> **WHAT NEEDS TO BE DONE**:
Find every line in the records below that holds the word "content" and copy it.

> **Chart and figure data**:
>> BEGIN

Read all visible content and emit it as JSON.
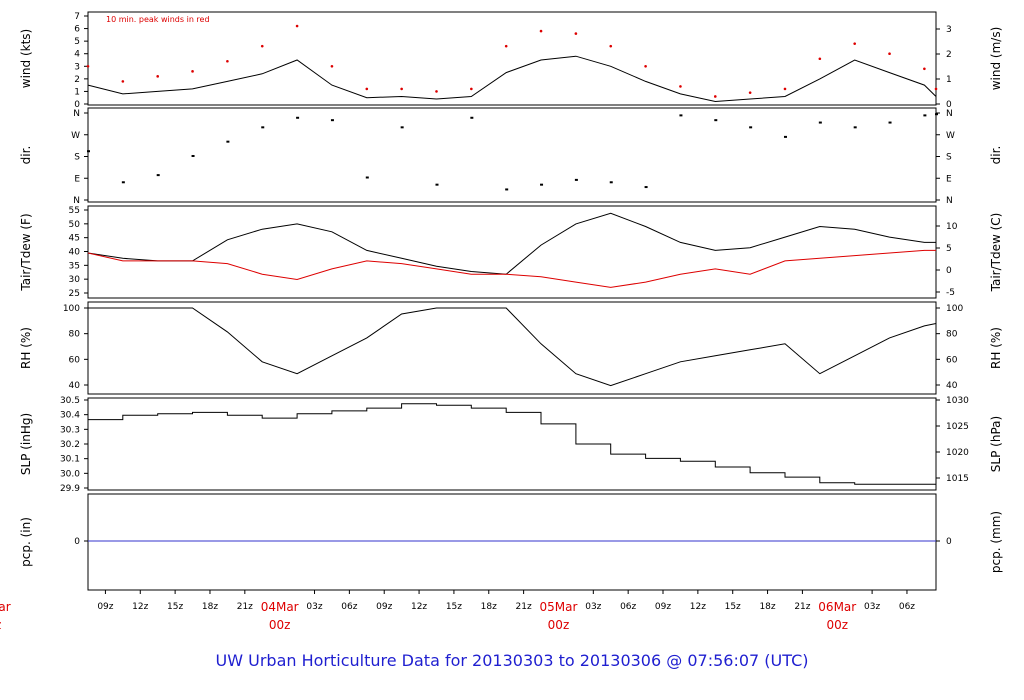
{
  "title": "UW Urban Horticulture Data for 20130303  to  20130306 @ 07:56:07  (UTC)",
  "annotation": "10 min. peak winds in red",
  "colors": {
    "main": "#000000",
    "accent": "#dd0000",
    "precip": "#3333cc",
    "title": "#1f1fd0"
  },
  "time_axis": {
    "hour_labels": [
      "09z",
      "12z",
      "15z",
      "18z",
      "21z",
      "03z",
      "06z",
      "09z",
      "12z",
      "15z",
      "18z",
      "21z",
      "03z",
      "06z",
      "09z",
      "12z",
      "15z",
      "18z",
      "21z",
      "03z",
      "06z"
    ],
    "day_labels": [
      {
        "date": "04Mar",
        "hour": "00z"
      },
      {
        "date": "05Mar",
        "hour": "00z"
      },
      {
        "date": "06Mar",
        "hour": "00z"
      }
    ],
    "clipped_left_day": {
      "date": "Mar",
      "hour": "z"
    }
  },
  "panels": [
    {
      "left_label": "wind (kts)",
      "right_label": "wind (m/s)",
      "left_ticks": [
        "7",
        "6",
        "5",
        "4",
        "3",
        "2",
        "1",
        "0"
      ],
      "right_ticks": [
        "3",
        "2",
        "1",
        "0"
      ]
    },
    {
      "left_label": "dir.",
      "right_label": "dir.",
      "left_ticks": [
        "N",
        "W",
        "S",
        "E",
        "N"
      ],
      "right_ticks": [
        "N",
        "W",
        "S",
        "E",
        "N"
      ]
    },
    {
      "left_label": "Tair/Tdew (F)",
      "right_label": "Tair/Tdew (C)",
      "left_ticks": [
        "55",
        "50",
        "45",
        "40",
        "35",
        "30",
        "25"
      ],
      "right_ticks": [
        "10",
        "5",
        "0",
        "-5"
      ]
    },
    {
      "left_label": "RH (%)",
      "right_label": "RH (%)",
      "left_ticks": [
        "100",
        "80",
        "60",
        "40"
      ],
      "right_ticks": [
        "100",
        "80",
        "60",
        "40"
      ]
    },
    {
      "left_label": "SLP (inHg)",
      "right_label": "SLP (hPa)",
      "left_ticks": [
        "30.5",
        "30.4",
        "30.3",
        "30.2",
        "30.1",
        "30.0",
        "29.9"
      ],
      "right_ticks": [
        "1030",
        "1025",
        "1020",
        "1015"
      ]
    },
    {
      "left_label": "pcp. (in)",
      "right_label": "pcp. (mm)",
      "left_ticks": [
        "0"
      ],
      "right_ticks": [
        "0"
      ]
    }
  ],
  "chart_data": [
    {
      "type": "line",
      "ylabel": "wind (kts)",
      "ylim": [
        0,
        7
      ],
      "x_hours": [
        0,
        3,
        6,
        9,
        12,
        15,
        18,
        21,
        24,
        27,
        30,
        33,
        36,
        39,
        42,
        45,
        48,
        51,
        54,
        57,
        60,
        63,
        66,
        69,
        72,
        73
      ],
      "series": [
        {
          "values": [
            1.5,
            0.8,
            1.0,
            1.2,
            1.8,
            2.4,
            3.5,
            1.5,
            0.5,
            0.6,
            0.4,
            0.6,
            2.5,
            3.5,
            3.8,
            3.0,
            1.8,
            0.8,
            0.2,
            0.4,
            0.6,
            2.0,
            3.5,
            2.5,
            1.5,
            0.6
          ]
        },
        {
          "name": "10 min. peak winds in red",
          "values": [
            3.0,
            1.8,
            2.2,
            2.6,
            3.4,
            4.6,
            6.2,
            3.0,
            1.2,
            1.2,
            1.0,
            1.2,
            4.6,
            5.8,
            5.6,
            4.6,
            3.0,
            1.4,
            0.6,
            0.9,
            1.2,
            3.6,
            4.8,
            4.0,
            2.8,
            1.2
          ]
        }
      ]
    },
    {
      "type": "scatter",
      "ylabel": "dir.",
      "x_hours": [
        0,
        3,
        6,
        9,
        12,
        15,
        18,
        21,
        24,
        27,
        30,
        33,
        36,
        39,
        42,
        45,
        48,
        51,
        54,
        57,
        60,
        63,
        66,
        69,
        72,
        73
      ],
      "series": [
        {
          "values": [
            200,
            70,
            100,
            180,
            240,
            300,
            340,
            330,
            90,
            300,
            60,
            340,
            40,
            60,
            80,
            70,
            50,
            350,
            330,
            300,
            260,
            320,
            300,
            320,
            350,
            355
          ]
        }
      ]
    },
    {
      "type": "line",
      "ylabel": "Tair/Tdew (F)",
      "ylim": [
        22,
        56
      ],
      "x_hours": [
        0,
        3,
        6,
        9,
        12,
        15,
        18,
        21,
        24,
        27,
        30,
        33,
        36,
        39,
        42,
        45,
        48,
        51,
        54,
        57,
        60,
        63,
        66,
        69,
        72,
        73
      ],
      "series": [
        {
          "values": [
            39,
            37,
            36,
            36,
            44,
            48,
            50,
            47,
            40,
            37,
            34,
            32,
            31,
            42,
            50,
            54,
            49,
            43,
            40,
            41,
            45,
            49,
            48,
            45,
            43,
            43
          ]
        },
        {
          "values": [
            39,
            36,
            36,
            36,
            35,
            31,
            29,
            33,
            36,
            35,
            33,
            31,
            31,
            30,
            28,
            26,
            28,
            31,
            33,
            31,
            36,
            37,
            38,
            39,
            40,
            40
          ]
        }
      ]
    },
    {
      "type": "line",
      "ylabel": "RH (%)",
      "ylim": [
        28,
        100
      ],
      "x_hours": [
        0,
        3,
        6,
        9,
        12,
        15,
        18,
        21,
        24,
        27,
        30,
        33,
        36,
        39,
        42,
        45,
        48,
        51,
        54,
        57,
        60,
        63,
        66,
        69,
        72,
        73
      ],
      "series": [
        {
          "values": [
            100,
            100,
            100,
            100,
            80,
            55,
            45,
            60,
            75,
            95,
            100,
            100,
            100,
            70,
            45,
            35,
            45,
            55,
            60,
            65,
            70,
            45,
            60,
            75,
            85,
            87
          ]
        }
      ]
    },
    {
      "type": "line",
      "ylabel": "SLP (inHg)",
      "ylim": [
        29.88,
        30.52
      ],
      "x_hours": [
        0,
        3,
        6,
        9,
        12,
        15,
        18,
        21,
        24,
        27,
        30,
        33,
        36,
        39,
        42,
        45,
        48,
        51,
        54,
        57,
        60,
        63,
        66,
        69,
        72,
        73
      ],
      "series": [
        {
          "values": [
            30.37,
            30.4,
            30.41,
            30.42,
            30.4,
            30.38,
            30.41,
            30.43,
            30.45,
            30.48,
            30.47,
            30.45,
            30.42,
            30.34,
            30.2,
            30.13,
            30.1,
            30.08,
            30.04,
            30.0,
            29.97,
            29.93,
            29.92,
            29.92,
            29.92,
            29.88
          ]
        }
      ]
    },
    {
      "type": "line",
      "ylabel": "pcp. (in)",
      "x_hours": [
        0,
        73
      ],
      "series": [
        {
          "values": [
            0,
            0
          ]
        }
      ]
    }
  ]
}
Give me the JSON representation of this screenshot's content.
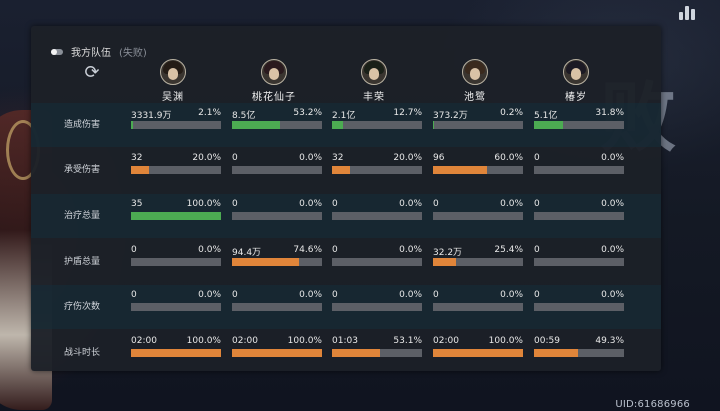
{
  "panel": {
    "title": "我方队伍",
    "result": "(失败)"
  },
  "uid": "UID:61686966",
  "background_char": "败",
  "colors": {
    "green": "#4cab52",
    "orange": "#e0853a",
    "track": "#5c5f66"
  },
  "heroes": [
    {
      "name": "吴渊",
      "icon": "hero-wuyuan-avatar"
    },
    {
      "name": "桃花仙子",
      "icon": "hero-taohuaxianzi-avatar"
    },
    {
      "name": "丰荣",
      "icon": "hero-fengrong-avatar"
    },
    {
      "name": "池鹭",
      "icon": "hero-chilu-avatar"
    },
    {
      "name": "椿岁",
      "icon": "hero-chunsui-avatar"
    }
  ],
  "rows": [
    {
      "label": "造成伤害",
      "color": "green",
      "cells": [
        {
          "value": "3331.9万",
          "percent": "2.1%",
          "fraction": 0.021
        },
        {
          "value": "8.5亿",
          "percent": "53.2%",
          "fraction": 0.532
        },
        {
          "value": "2.1亿",
          "percent": "12.7%",
          "fraction": 0.127
        },
        {
          "value": "373.2万",
          "percent": "0.2%",
          "fraction": 0.002
        },
        {
          "value": "5.1亿",
          "percent": "31.8%",
          "fraction": 0.318
        }
      ]
    },
    {
      "label": "承受伤害",
      "color": "orange",
      "cells": [
        {
          "value": "32",
          "percent": "20.0%",
          "fraction": 0.2
        },
        {
          "value": "0",
          "percent": "0.0%",
          "fraction": 0
        },
        {
          "value": "32",
          "percent": "20.0%",
          "fraction": 0.2
        },
        {
          "value": "96",
          "percent": "60.0%",
          "fraction": 0.6
        },
        {
          "value": "0",
          "percent": "0.0%",
          "fraction": 0
        }
      ]
    },
    {
      "label": "治疗总量",
      "color": "green",
      "cells": [
        {
          "value": "35",
          "percent": "100.0%",
          "fraction": 1.0
        },
        {
          "value": "0",
          "percent": "0.0%",
          "fraction": 0
        },
        {
          "value": "0",
          "percent": "0.0%",
          "fraction": 0
        },
        {
          "value": "0",
          "percent": "0.0%",
          "fraction": 0
        },
        {
          "value": "0",
          "percent": "0.0%",
          "fraction": 0
        }
      ]
    },
    {
      "label": "护盾总量",
      "color": "orange",
      "cells": [
        {
          "value": "0",
          "percent": "0.0%",
          "fraction": 0
        },
        {
          "value": "94.4万",
          "percent": "74.6%",
          "fraction": 0.746
        },
        {
          "value": "0",
          "percent": "0.0%",
          "fraction": 0
        },
        {
          "value": "32.2万",
          "percent": "25.4%",
          "fraction": 0.254
        },
        {
          "value": "0",
          "percent": "0.0%",
          "fraction": 0
        }
      ]
    },
    {
      "label": "疗伤次数",
      "color": "green",
      "cells": [
        {
          "value": "0",
          "percent": "0.0%",
          "fraction": 0
        },
        {
          "value": "0",
          "percent": "0.0%",
          "fraction": 0
        },
        {
          "value": "0",
          "percent": "0.0%",
          "fraction": 0
        },
        {
          "value": "0",
          "percent": "0.0%",
          "fraction": 0
        },
        {
          "value": "0",
          "percent": "0.0%",
          "fraction": 0
        }
      ]
    },
    {
      "label": "战斗时长",
      "color": "orange",
      "cells": [
        {
          "value": "02:00",
          "percent": "100.0%",
          "fraction": 1.0
        },
        {
          "value": "02:00",
          "percent": "100.0%",
          "fraction": 1.0
        },
        {
          "value": "01:03",
          "percent": "53.1%",
          "fraction": 0.531
        },
        {
          "value": "02:00",
          "percent": "100.0%",
          "fraction": 1.0
        },
        {
          "value": "00:59",
          "percent": "49.3%",
          "fraction": 0.493
        }
      ]
    }
  ]
}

>> END

> **OUTPUT OF THE TASK**:
Read all visible content and emit it as JSON.
Give me the JSON representation of this screenshot's content.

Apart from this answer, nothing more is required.